(Records from a data source)
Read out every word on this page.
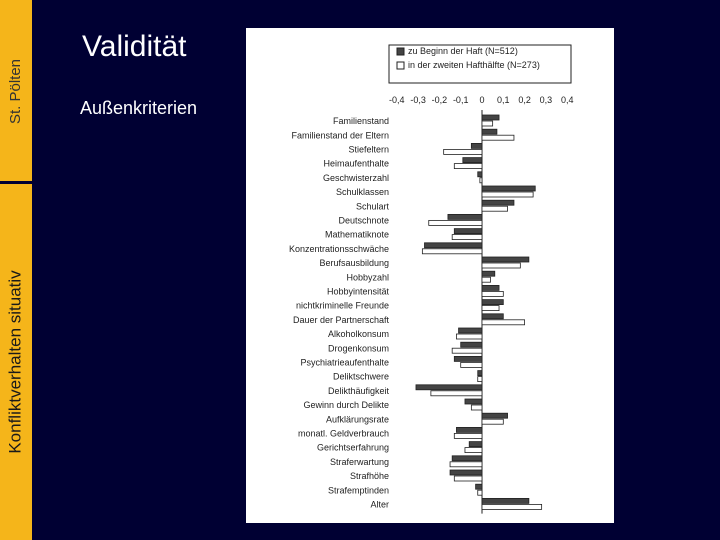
St. Pölten
Konfliktverhalten situativ
Validität
Außenkriterien
zu Beginn der Haft (N=512)
in der zweiten Hafthälfte (N=273)
-0,4 -0,3 -0,2 -0,1 0 0,1 0,2 0,3 0,4
Familienstand
Familienstand der Eltern
Stiefeltern
Heimaufenthalte
Geschwisterzahl
Schulklassen
Schulart
Deutschnote
Mathematiknote
Konzentrationsschwäche
Berufsausbildung
Hobbyzahl
Hobbyintensität
nichtkriminelle Freunde
Dauer der Partnerschaft
Alkoholkonsum
Drogenkonsum
Psychiatrieaufenthalte
Deliktschwere
Delikthäufigkeit
Gewinn durch Delikte
Aufklärungsrate
monatl. Geldverbrauch
Gerichtserfahrung
Straferwartung
Strafhöhe
Strafemptinden
Alter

● **Work required**: Each entry must be retyped word for word, with every image omitted.

● **Full solution**:
Read out every word on this page.
St. Pölten
Konfliktverhalten situativ
Validität
Außenkriterien
zu Beginn der Haft (N=512)
in der zweiten Hafthälfte (N=273)
-0,4 -0,3 -0,2 -0,1 0 0,1 0,2 0,3 0,4
Familienstand
Familienstand der Eltern
Stiefeltern
Heimaufenthalte
Geschwisterzahl
Schulklassen
Schulart
Deutschnote
Mathematiknote
Konzentrationsschwäche
Berufsausbildung
Hobbyzahl
Hobbyintensität
nichtkriminelle Freunde
Dauer der Partnerschaft
Alkoholkonsum
Drogenkonsum
Psychiatrieaufenthalte
Deliktschwere
Delikthäufigkeit
Gewinn durch Delikte
Aufklärungsrate
monatl. Geldverbrauch
Gerichtserfahrung
Straferwartung
Strafhöhe
Strafemptinden
Alter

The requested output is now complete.